═══ DOCUMENT ═══

Sitting on the amphitheatre terrace at Covent Garden, the shaven-headed McGregor works an amiably sci-fi look in huge grey-tinted shades. His work with the Royal Ballet has added zest to the company, and, at the same time, he and his contemporary-dance company, Random Dance, continue an extended investigation into the human mind and body, working with cognitive scientists and heart experts. How do brain and body affect each other in movement? How do we think? The pieces themselves screw these ideas into fierce movement: his most recent work, Entity, was a blood-coursing joyride, a visceral as well as intellectual thrill.
The inquiry reaches an apogee in January, when McGregor will create a new piece for Random under the scrutiny of cognitive scientists at the University of California, San Diego. “I’ll make a piece as I would always make it,” he explains, “but the dancers will each have three cameras trained on them, and there will be 12 neuroscientists watching. We’re looking at collaboration cognitively.” Few artists would expose their process in this way: what on earth do the boffins make of him? “The simple word is ‘stimulating’,” says Phil Barnard, of the cognition and brain-sciences unit at Cambridge University. “He’s not just a smart choreographer, he’s a smart man.”
McGregor becomes even more excited as he explains the two-way research process. “I’m interested in how we can provoke dancers in different ways. With these kinds of interventions, the body behaves differently, because it has to solve unfamiliar problems.”

═══

## STATED GOAL 1
In the McGregor article, what is the name of McGregor's contemporary-dance company?
## STATED GOAL 2
Write out the passage of the McGregor article that begins at the words "Sitting on the" and ends after the words "as intellectual thrill.".
The listing comes from a different source than the McGregor article.

═══ RECORDED DATA ═══

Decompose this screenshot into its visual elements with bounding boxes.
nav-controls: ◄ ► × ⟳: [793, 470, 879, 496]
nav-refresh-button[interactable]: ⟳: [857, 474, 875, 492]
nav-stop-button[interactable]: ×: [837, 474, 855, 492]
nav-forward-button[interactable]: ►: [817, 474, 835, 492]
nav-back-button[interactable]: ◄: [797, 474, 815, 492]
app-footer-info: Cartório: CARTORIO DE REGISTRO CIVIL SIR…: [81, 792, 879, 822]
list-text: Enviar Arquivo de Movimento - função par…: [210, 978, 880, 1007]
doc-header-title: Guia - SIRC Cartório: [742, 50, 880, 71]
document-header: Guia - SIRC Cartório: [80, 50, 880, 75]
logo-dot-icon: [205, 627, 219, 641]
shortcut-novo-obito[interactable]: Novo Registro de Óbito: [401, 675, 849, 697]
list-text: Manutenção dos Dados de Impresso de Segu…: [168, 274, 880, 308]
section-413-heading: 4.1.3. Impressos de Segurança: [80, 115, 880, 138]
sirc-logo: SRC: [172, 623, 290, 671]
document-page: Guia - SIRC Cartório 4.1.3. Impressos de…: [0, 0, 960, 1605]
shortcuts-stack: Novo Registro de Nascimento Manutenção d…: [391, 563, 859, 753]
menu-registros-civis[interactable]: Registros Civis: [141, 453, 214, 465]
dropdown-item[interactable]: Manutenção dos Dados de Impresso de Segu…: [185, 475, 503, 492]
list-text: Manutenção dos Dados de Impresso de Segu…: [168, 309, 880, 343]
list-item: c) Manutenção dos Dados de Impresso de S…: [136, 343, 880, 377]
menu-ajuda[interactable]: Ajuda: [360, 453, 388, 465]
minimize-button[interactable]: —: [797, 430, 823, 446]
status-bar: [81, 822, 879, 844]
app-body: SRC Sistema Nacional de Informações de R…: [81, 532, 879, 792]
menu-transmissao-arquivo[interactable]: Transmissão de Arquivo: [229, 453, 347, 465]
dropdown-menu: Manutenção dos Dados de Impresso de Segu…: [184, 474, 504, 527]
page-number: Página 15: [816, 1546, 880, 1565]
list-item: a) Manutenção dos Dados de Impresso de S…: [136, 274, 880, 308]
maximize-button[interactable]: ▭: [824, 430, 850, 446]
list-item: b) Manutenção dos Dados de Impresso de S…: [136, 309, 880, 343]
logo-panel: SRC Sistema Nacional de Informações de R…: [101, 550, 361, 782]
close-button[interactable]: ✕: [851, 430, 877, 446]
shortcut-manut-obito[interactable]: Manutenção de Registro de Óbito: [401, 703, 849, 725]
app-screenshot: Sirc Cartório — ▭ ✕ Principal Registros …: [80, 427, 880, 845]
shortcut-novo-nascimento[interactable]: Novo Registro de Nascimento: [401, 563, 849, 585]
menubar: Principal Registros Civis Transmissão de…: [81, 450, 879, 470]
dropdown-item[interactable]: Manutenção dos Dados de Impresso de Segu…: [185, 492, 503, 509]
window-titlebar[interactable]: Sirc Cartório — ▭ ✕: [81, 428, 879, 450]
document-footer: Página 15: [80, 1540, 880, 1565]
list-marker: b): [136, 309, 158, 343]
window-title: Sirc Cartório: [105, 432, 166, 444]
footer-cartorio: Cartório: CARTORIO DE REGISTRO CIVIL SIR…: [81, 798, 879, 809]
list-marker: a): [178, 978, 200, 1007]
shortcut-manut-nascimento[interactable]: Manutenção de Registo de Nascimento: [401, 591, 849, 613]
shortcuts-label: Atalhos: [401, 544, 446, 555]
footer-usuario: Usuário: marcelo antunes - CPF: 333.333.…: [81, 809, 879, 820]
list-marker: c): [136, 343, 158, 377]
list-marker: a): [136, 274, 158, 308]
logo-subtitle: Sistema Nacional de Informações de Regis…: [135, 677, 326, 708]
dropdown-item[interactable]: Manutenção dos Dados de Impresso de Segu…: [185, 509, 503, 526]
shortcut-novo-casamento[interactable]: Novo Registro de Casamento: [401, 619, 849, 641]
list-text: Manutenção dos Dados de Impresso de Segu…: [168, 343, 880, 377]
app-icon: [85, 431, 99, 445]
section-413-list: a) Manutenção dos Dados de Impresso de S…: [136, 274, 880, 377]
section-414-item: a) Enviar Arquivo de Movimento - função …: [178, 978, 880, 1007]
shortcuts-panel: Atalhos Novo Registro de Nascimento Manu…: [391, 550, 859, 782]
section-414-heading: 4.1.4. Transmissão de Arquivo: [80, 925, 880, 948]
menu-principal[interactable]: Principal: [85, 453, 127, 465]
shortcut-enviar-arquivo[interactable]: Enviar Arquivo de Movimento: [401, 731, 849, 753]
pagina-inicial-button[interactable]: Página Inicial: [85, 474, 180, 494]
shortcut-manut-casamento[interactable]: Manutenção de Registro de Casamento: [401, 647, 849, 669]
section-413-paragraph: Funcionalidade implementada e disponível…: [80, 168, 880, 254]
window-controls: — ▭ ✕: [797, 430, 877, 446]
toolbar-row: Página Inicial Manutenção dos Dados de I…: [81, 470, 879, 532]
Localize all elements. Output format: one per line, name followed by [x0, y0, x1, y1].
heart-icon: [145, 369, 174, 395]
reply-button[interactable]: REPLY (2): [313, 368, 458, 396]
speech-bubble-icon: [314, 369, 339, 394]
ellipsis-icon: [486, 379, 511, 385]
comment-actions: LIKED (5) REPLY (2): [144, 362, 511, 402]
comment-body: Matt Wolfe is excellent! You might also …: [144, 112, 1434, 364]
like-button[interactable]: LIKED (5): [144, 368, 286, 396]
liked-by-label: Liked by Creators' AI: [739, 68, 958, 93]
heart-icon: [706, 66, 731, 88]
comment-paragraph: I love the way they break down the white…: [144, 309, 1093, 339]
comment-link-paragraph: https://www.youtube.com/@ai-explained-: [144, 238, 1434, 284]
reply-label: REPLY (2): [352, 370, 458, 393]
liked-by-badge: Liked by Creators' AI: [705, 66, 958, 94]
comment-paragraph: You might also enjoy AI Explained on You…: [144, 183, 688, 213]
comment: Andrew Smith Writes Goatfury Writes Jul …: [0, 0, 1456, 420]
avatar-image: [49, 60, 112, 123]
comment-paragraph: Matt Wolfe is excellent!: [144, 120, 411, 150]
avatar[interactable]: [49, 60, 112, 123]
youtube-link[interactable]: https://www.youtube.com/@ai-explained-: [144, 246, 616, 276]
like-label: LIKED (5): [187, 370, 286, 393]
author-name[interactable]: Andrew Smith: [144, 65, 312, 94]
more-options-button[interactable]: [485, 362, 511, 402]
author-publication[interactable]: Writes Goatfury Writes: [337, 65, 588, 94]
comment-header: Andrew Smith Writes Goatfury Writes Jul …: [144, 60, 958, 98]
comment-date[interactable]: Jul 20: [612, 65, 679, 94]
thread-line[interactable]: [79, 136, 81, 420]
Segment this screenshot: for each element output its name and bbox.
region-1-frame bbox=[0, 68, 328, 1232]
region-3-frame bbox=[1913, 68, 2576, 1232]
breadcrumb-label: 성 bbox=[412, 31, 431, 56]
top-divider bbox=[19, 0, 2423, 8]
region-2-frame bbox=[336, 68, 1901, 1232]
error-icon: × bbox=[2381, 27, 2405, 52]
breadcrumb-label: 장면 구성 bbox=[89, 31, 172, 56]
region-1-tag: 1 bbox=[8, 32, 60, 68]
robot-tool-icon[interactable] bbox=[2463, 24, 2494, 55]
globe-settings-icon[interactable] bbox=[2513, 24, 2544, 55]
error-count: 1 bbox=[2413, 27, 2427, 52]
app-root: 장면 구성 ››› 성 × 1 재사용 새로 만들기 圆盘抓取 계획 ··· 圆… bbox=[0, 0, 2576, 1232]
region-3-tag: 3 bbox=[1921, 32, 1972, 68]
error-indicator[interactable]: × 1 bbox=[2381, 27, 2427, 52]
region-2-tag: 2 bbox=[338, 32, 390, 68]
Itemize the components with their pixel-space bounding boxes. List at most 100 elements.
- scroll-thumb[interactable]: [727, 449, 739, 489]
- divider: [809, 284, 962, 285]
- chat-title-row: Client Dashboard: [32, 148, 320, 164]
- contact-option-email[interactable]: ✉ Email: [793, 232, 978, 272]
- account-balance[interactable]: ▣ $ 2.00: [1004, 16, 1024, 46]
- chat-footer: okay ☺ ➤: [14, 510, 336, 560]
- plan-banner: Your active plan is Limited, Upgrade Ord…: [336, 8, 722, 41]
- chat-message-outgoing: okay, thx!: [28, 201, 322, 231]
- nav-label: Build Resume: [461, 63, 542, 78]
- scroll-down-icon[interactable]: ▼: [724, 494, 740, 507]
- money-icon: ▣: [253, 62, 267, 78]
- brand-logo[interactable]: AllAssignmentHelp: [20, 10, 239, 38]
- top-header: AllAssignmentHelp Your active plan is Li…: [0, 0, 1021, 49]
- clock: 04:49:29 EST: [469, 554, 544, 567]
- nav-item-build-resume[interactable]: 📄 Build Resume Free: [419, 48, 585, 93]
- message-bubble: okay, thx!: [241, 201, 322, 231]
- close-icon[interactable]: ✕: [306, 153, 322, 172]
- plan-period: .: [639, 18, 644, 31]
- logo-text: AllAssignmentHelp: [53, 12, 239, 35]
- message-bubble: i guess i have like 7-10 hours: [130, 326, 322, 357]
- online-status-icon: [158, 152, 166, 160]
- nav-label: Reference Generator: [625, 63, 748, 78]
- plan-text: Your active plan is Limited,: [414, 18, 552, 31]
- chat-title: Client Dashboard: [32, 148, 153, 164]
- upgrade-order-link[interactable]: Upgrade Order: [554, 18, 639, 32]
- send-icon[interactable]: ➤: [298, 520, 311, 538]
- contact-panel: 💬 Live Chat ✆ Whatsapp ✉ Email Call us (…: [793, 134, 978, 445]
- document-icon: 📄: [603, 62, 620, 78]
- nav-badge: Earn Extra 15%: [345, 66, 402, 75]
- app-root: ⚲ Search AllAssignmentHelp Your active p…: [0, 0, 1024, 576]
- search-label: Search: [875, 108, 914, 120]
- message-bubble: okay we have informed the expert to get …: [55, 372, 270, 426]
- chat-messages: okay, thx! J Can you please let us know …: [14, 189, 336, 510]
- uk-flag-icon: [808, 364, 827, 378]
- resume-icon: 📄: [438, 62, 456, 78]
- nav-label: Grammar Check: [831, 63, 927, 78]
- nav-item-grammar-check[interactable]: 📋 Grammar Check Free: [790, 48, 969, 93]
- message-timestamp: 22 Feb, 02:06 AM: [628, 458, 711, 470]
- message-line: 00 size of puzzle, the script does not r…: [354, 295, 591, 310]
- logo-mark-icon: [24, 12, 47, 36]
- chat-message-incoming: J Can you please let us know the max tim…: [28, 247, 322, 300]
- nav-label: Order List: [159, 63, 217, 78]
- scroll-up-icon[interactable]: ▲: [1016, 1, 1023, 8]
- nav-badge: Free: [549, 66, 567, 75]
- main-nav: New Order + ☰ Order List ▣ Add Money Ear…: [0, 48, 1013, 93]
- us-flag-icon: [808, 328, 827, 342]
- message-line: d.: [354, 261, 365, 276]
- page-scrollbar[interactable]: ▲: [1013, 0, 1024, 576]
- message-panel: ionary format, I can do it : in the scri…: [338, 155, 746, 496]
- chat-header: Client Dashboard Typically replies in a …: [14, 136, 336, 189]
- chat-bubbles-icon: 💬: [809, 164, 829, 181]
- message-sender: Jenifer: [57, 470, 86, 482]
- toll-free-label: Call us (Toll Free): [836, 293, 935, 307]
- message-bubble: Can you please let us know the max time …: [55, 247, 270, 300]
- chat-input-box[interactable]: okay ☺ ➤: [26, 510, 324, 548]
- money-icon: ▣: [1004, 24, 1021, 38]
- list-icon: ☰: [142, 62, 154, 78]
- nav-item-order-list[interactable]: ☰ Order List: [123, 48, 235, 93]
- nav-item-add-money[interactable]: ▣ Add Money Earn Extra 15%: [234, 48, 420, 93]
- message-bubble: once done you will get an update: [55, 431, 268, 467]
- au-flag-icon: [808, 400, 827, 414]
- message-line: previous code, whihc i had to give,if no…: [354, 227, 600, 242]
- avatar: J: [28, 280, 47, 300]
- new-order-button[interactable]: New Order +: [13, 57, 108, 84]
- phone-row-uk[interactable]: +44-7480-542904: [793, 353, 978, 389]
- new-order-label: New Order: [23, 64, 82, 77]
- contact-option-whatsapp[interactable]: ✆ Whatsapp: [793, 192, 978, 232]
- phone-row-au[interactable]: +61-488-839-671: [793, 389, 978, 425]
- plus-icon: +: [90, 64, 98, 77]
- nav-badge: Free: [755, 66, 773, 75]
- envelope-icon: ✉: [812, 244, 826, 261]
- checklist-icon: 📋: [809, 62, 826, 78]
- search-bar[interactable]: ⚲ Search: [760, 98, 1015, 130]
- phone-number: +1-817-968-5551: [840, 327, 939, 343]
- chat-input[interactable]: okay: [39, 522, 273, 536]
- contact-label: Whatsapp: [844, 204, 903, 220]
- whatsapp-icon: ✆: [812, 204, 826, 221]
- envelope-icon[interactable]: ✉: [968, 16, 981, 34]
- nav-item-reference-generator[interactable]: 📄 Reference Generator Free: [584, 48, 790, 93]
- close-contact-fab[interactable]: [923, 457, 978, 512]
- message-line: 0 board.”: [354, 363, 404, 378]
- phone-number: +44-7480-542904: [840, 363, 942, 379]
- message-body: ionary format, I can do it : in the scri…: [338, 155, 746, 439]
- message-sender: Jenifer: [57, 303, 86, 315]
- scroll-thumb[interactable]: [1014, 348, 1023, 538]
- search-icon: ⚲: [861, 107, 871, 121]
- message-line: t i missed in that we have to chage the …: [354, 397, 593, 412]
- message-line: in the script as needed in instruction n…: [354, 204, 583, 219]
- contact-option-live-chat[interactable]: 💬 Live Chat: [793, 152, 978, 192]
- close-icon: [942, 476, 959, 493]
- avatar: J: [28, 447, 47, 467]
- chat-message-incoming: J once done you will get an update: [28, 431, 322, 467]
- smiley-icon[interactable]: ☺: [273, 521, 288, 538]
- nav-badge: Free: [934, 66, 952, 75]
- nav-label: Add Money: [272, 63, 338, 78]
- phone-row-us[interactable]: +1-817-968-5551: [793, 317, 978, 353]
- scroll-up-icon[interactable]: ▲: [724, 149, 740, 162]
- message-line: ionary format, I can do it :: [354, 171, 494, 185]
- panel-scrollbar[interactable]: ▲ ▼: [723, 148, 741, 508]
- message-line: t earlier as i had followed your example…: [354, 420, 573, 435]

═══

## EXERCISE OUTPUT 1
Random Dance

## EXERCISE OUTPUT 2
Sitting on the amphitheatre terrace at Covent Garden, the shaven-headed McGregor works an amiably sci-fi look in huge grey-tinted shades. His work with the Royal Ballet has added zest to the company, and, at the same time, he and his contemporary-dance company, Random Dance, continue an extended investigation into the human mind and body, working with cognitive scientists and heart experts. How do brain and body affect each other in movement? How do we think? The pieces themselves screw these ideas into fierce movement: his most recent work, Entity, was a blood-coursing joyride, a visceral as well as intellectual thrill.